-- start INFORMATION SUPPLIED --

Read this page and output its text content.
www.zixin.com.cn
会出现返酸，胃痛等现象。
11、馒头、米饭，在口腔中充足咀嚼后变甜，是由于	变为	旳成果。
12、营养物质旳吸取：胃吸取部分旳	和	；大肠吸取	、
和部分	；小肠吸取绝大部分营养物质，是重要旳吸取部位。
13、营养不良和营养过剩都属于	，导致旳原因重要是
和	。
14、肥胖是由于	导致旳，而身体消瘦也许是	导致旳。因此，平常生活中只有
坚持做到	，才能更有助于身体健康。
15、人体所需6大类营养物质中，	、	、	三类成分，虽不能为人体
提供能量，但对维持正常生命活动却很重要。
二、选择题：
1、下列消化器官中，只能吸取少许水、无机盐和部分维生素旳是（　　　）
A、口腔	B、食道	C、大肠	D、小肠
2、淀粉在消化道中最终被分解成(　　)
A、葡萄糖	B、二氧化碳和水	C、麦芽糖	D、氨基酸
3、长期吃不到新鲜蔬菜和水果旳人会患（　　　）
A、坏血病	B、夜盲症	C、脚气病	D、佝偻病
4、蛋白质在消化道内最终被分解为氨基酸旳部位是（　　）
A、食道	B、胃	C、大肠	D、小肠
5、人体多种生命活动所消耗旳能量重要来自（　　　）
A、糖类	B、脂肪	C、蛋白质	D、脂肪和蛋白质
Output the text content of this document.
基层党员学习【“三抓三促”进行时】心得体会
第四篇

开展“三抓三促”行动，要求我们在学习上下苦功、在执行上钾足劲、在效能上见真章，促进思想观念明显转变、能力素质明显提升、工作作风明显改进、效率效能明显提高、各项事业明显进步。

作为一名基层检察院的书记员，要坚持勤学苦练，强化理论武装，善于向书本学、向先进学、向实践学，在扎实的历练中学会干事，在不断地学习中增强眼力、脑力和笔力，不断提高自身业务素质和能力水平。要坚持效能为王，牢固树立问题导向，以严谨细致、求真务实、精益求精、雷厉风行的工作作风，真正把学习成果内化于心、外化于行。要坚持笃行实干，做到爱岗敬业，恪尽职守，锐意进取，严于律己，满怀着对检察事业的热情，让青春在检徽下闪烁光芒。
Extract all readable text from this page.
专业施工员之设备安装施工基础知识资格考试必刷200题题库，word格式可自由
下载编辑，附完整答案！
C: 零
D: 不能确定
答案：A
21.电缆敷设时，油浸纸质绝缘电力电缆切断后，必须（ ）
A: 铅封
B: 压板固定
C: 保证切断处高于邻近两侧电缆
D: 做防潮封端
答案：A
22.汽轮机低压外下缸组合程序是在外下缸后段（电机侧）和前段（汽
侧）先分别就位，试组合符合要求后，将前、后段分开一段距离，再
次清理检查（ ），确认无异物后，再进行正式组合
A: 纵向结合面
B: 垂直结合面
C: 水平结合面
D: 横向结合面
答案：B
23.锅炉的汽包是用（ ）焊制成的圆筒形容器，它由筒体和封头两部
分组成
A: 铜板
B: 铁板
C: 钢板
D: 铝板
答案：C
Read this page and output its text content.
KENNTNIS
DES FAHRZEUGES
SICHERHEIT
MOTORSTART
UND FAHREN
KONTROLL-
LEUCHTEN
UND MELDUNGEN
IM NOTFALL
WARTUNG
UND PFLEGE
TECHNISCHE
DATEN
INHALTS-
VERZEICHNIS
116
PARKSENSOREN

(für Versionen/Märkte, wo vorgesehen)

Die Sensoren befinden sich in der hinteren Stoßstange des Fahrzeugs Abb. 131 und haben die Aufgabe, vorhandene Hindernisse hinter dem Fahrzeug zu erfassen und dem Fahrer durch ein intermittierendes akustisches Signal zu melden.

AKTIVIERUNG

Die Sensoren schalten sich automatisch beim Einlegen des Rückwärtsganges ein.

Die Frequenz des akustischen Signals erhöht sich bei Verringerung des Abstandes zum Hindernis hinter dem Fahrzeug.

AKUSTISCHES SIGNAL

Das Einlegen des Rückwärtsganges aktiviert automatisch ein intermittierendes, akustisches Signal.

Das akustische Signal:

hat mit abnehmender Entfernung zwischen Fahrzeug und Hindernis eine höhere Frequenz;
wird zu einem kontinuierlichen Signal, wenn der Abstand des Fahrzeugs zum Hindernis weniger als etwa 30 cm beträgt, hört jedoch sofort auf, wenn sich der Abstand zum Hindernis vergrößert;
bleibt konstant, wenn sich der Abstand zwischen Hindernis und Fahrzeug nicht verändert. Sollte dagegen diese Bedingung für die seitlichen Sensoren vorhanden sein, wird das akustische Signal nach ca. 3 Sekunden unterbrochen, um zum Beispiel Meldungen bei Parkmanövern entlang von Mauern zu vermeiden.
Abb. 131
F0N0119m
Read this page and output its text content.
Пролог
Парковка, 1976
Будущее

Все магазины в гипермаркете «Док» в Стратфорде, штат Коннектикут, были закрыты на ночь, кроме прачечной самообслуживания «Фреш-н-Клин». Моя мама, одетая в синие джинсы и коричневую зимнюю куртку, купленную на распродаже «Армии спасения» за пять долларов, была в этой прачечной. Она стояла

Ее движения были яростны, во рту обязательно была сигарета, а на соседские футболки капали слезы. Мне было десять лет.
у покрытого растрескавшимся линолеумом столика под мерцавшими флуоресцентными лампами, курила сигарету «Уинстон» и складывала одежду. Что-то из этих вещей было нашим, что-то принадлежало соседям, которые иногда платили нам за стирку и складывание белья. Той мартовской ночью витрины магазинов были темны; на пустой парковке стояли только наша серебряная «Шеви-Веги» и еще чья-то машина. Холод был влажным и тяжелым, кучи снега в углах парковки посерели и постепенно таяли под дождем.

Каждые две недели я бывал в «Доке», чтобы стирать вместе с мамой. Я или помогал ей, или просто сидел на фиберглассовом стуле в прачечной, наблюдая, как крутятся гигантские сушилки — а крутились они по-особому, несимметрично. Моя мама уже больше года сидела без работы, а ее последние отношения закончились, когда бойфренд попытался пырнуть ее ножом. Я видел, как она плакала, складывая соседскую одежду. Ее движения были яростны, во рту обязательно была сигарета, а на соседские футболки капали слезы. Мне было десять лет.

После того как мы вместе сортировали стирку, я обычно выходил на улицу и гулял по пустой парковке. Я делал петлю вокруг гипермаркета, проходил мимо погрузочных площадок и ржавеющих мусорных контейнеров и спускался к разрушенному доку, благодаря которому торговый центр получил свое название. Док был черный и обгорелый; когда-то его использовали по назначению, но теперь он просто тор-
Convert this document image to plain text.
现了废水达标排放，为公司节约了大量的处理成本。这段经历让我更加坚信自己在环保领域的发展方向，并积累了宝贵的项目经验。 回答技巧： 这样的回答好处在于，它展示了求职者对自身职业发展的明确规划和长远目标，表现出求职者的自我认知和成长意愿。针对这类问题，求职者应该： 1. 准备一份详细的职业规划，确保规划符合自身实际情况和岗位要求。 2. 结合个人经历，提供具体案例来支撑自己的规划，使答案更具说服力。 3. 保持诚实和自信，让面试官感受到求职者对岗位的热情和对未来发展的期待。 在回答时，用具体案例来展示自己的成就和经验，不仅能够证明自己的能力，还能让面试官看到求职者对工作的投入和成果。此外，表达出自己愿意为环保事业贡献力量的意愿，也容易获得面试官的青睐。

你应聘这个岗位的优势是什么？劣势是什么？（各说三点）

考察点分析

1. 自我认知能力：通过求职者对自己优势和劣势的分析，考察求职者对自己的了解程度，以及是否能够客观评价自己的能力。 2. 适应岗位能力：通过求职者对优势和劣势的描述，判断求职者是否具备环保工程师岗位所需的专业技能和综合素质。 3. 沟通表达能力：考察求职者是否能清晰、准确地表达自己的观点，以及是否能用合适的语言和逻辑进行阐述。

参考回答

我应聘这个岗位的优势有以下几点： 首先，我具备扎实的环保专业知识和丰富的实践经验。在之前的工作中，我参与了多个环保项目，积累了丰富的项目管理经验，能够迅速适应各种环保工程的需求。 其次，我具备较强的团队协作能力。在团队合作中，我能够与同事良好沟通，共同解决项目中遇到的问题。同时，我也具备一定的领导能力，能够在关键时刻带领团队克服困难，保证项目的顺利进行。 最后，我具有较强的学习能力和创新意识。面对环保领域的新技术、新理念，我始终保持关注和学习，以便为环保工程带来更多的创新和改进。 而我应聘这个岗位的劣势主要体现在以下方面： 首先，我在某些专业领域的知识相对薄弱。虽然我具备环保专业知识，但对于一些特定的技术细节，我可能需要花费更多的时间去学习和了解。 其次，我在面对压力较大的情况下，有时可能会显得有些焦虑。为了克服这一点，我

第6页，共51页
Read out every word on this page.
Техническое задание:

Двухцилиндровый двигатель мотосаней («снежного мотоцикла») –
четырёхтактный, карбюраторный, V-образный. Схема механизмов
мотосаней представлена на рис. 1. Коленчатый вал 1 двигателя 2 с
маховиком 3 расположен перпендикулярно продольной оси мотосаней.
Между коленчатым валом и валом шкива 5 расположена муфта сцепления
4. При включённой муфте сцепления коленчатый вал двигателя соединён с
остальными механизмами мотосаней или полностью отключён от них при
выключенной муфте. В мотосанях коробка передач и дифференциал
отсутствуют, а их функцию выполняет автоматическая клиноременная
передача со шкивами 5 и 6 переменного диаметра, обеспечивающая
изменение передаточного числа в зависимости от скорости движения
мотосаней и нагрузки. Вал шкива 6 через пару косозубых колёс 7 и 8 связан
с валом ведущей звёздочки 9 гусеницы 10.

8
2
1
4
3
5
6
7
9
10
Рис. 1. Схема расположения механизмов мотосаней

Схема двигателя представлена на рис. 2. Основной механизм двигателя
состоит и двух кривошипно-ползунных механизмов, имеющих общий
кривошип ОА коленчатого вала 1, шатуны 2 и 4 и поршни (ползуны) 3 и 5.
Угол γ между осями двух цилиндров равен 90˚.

-- end INFORMATION SUPPLIED --

**OBJECTIVE**
Where a line above includes "обязательно", copy that line.

**SOLUTION TO THIS EXERCISE**
Ее движения были яростны, во рту обязательно была сигарета, а на соседские футболки капали слезы. Мне было десять лет.
Каждые две недели я бывал в «Доке», чтобы стирать вместе с мамой. Я или помогал ей, или просто сидел на фиберглассовом стуле в прачечной, наблюдая, как крутятся гигантские сушилки — а крутились они по-особому, несимметрично. Моя мама уже больше года сидела без работы, а ее последние отношения закончились, когда бойфренд попытался пырнуть ее ножом. Я видел, как она плакала, складывая соседскую одежду. Ее движения были яростны, во рту обязательно была сигарета, а на соседские футболки капали слезы. Мне было десять лет.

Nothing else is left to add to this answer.